■ **Task details**
Would you pull out every line of the material that contains the string "name"?

■ **Data for this task**
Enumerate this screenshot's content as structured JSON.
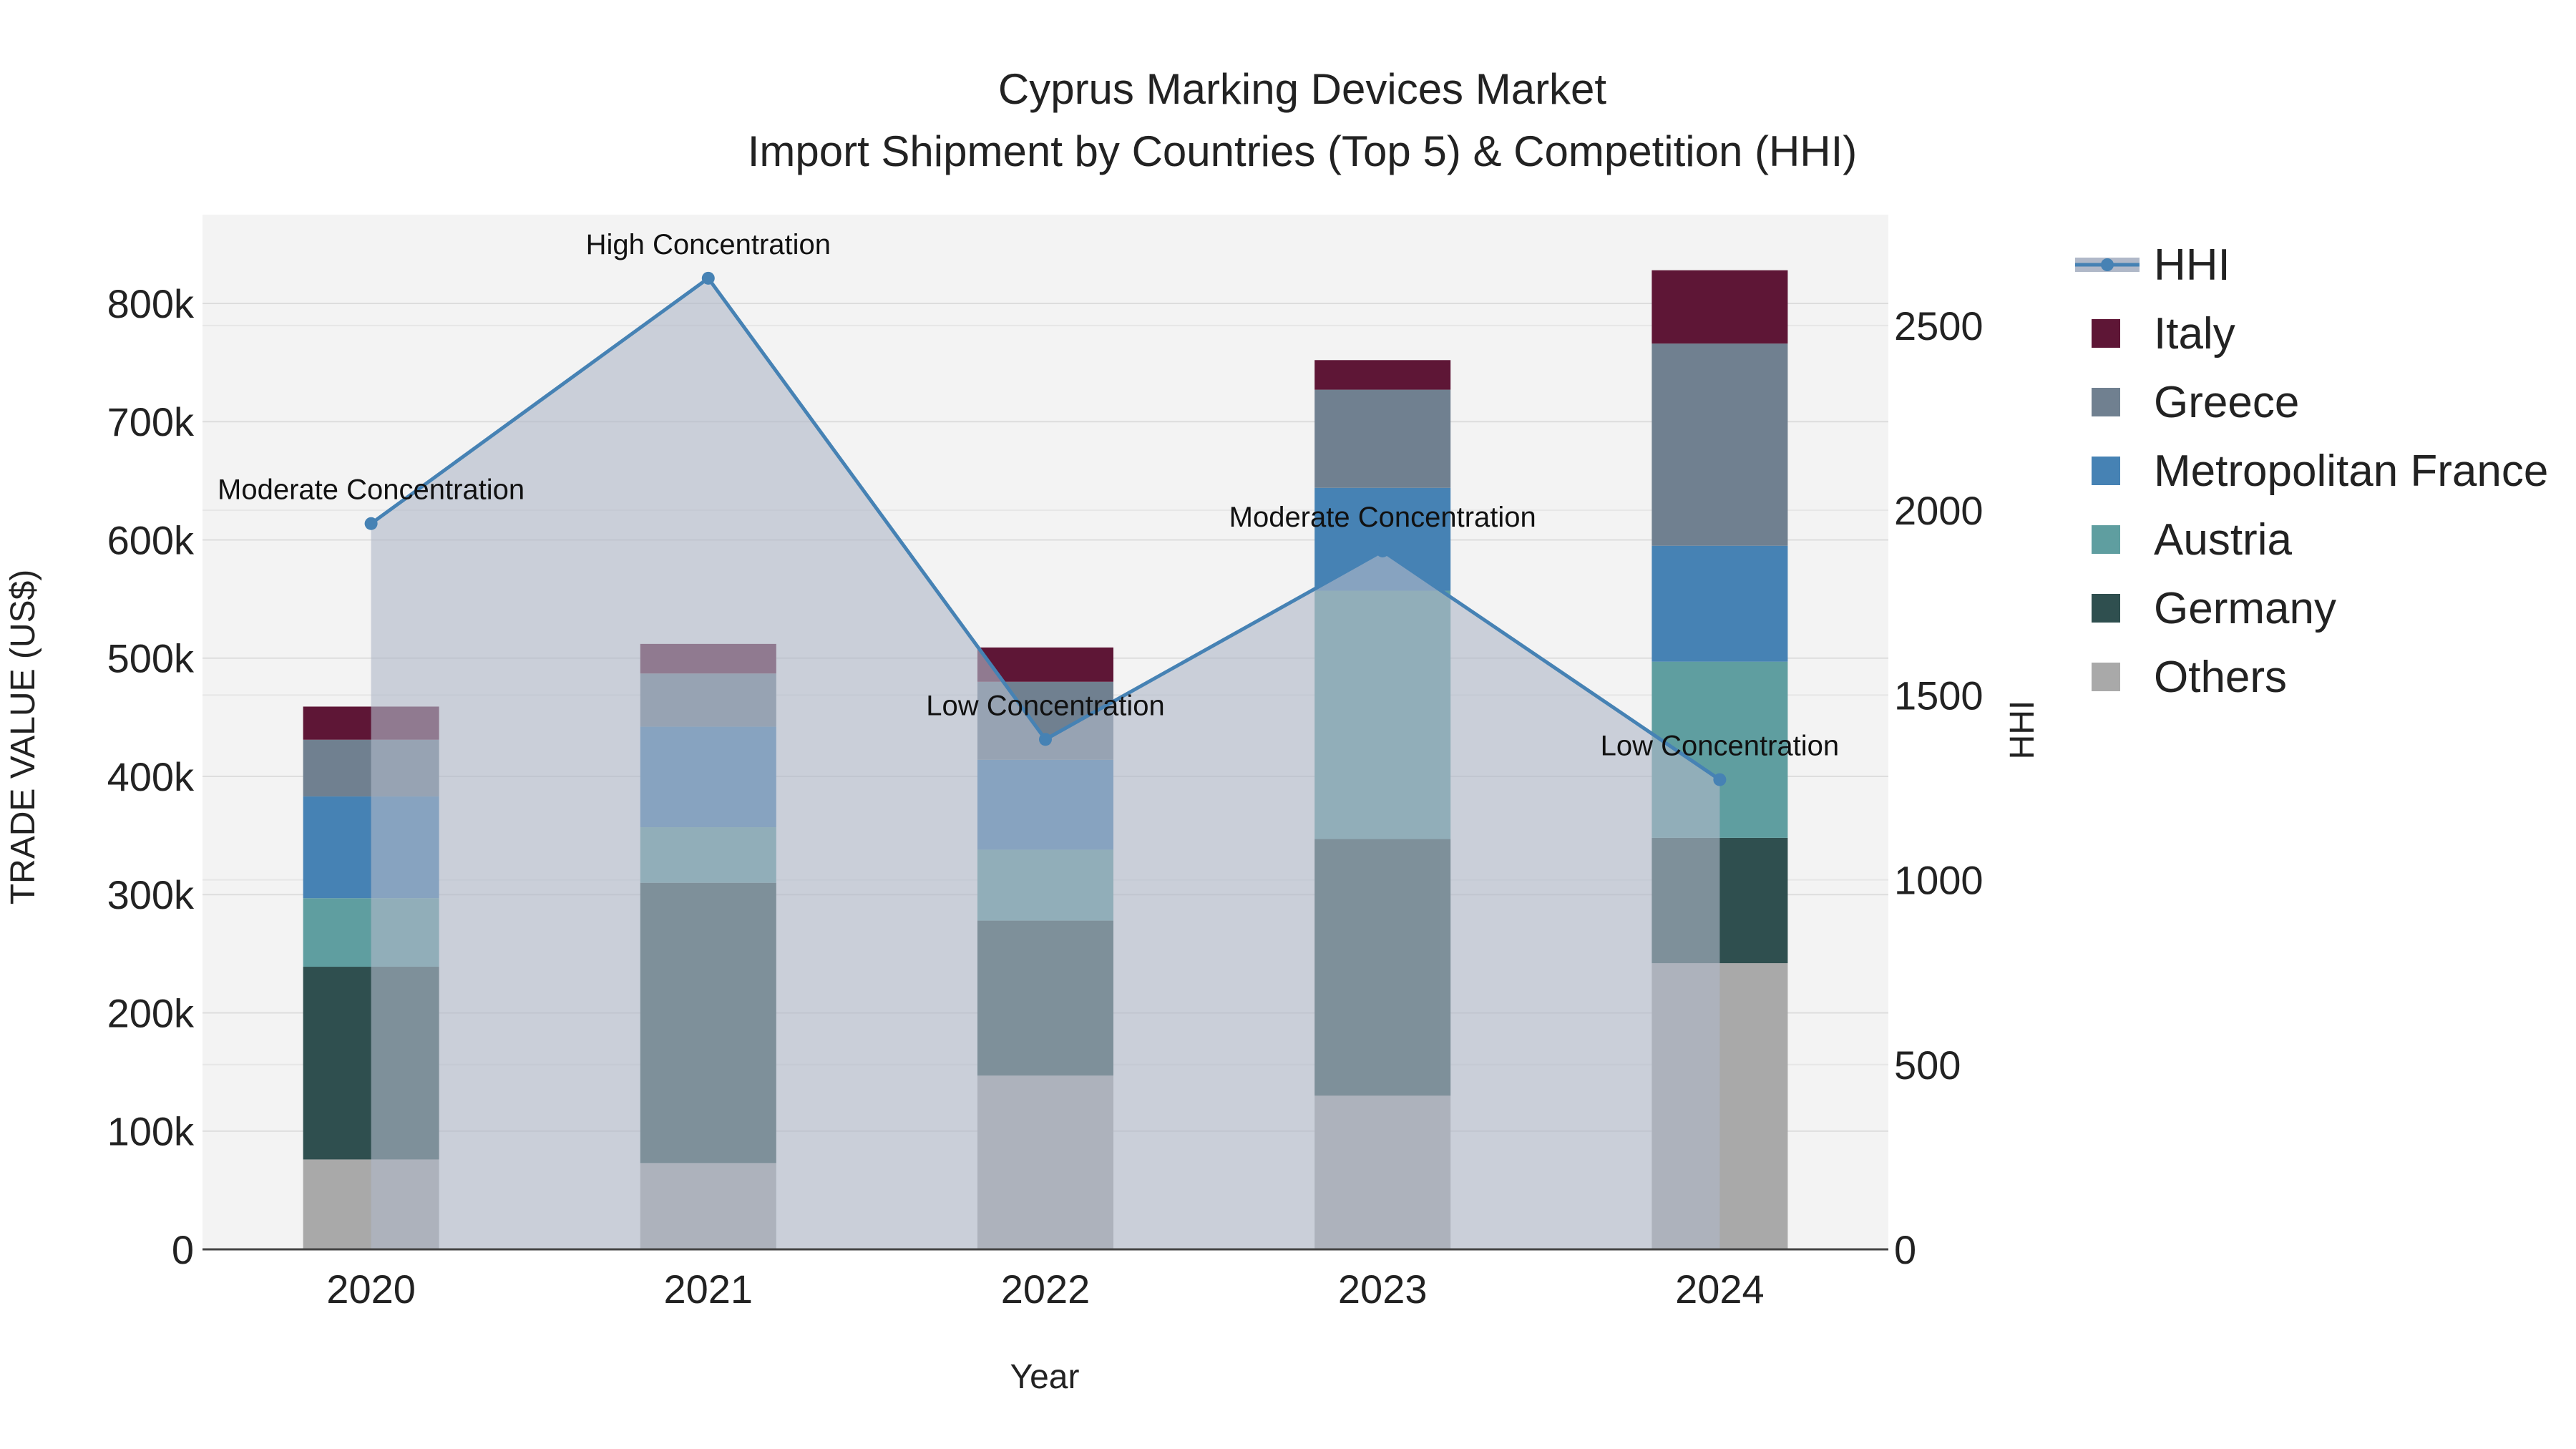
{
  "chart_data": {
    "type": "bar",
    "title_line1": "Cyprus Marking Devices Market",
    "title_line2": "Import Shipment by Countries (Top 5) & Competition (HHI)",
    "xlabel": "Year",
    "ylabel": "TRADE VALUE (US$)",
    "y2label": "HHI",
    "categories": [
      "2020",
      "2021",
      "2022",
      "2023",
      "2024"
    ],
    "ylim": [
      0,
      875000
    ],
    "y2lim": [
      0,
      2800
    ],
    "y_ticks": [
      0,
      100000,
      200000,
      300000,
      400000,
      500000,
      600000,
      700000,
      800000
    ],
    "y_tick_labels": [
      "0",
      "100k",
      "200k",
      "300k",
      "400k",
      "500k",
      "600k",
      "700k",
      "800k"
    ],
    "y2_ticks": [
      0,
      500,
      1000,
      1500,
      2000,
      2500
    ],
    "y2_tick_labels": [
      "0",
      "500",
      "1000",
      "1500",
      "2000",
      "2500"
    ],
    "stack_order": [
      "Others",
      "Germany",
      "Austria",
      "Metropolitan France",
      "Greece",
      "Italy"
    ],
    "series": [
      {
        "name": "Others",
        "color": "#a9a9a9",
        "values": [
          76000,
          73000,
          147000,
          130000,
          242000
        ]
      },
      {
        "name": "Germany",
        "color": "#2f4f4f",
        "values": [
          163000,
          237000,
          131000,
          217000,
          106000
        ]
      },
      {
        "name": "Austria",
        "color": "#5f9ea0",
        "values": [
          58000,
          47000,
          60000,
          210000,
          149000
        ]
      },
      {
        "name": "Metropolitan France",
        "color": "#4682b4",
        "values": [
          86000,
          85000,
          76000,
          87000,
          98000
        ]
      },
      {
        "name": "Greece",
        "color": "#708090",
        "values": [
          48000,
          45000,
          66000,
          83000,
          171000
        ]
      },
      {
        "name": "Italy",
        "color": "#5e1636",
        "values": [
          28000,
          25000,
          29000,
          25000,
          62000
        ]
      }
    ],
    "hhi": {
      "name": "HHI",
      "color": "#4682b4",
      "fill_color": "#b0b8c8",
      "values": [
        1964,
        2628,
        1380,
        1890,
        1271
      ],
      "annotations": [
        "Moderate Concentration",
        "High Concentration",
        "Low Concentration",
        "Moderate Concentration",
        "Low Concentration"
      ]
    },
    "legend_order": [
      "HHI",
      "Italy",
      "Greece",
      "Metropolitan France",
      "Austria",
      "Germany",
      "Others"
    ],
    "legend_position": "right"
  }
}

■ **Completed task**
        "name": "Others",
        "name": "Germany",
        "name": "Austria",
        "name": "Metropolitan France",
        "name": "Greece",
        "name": "Italy",
      "name": "HHI",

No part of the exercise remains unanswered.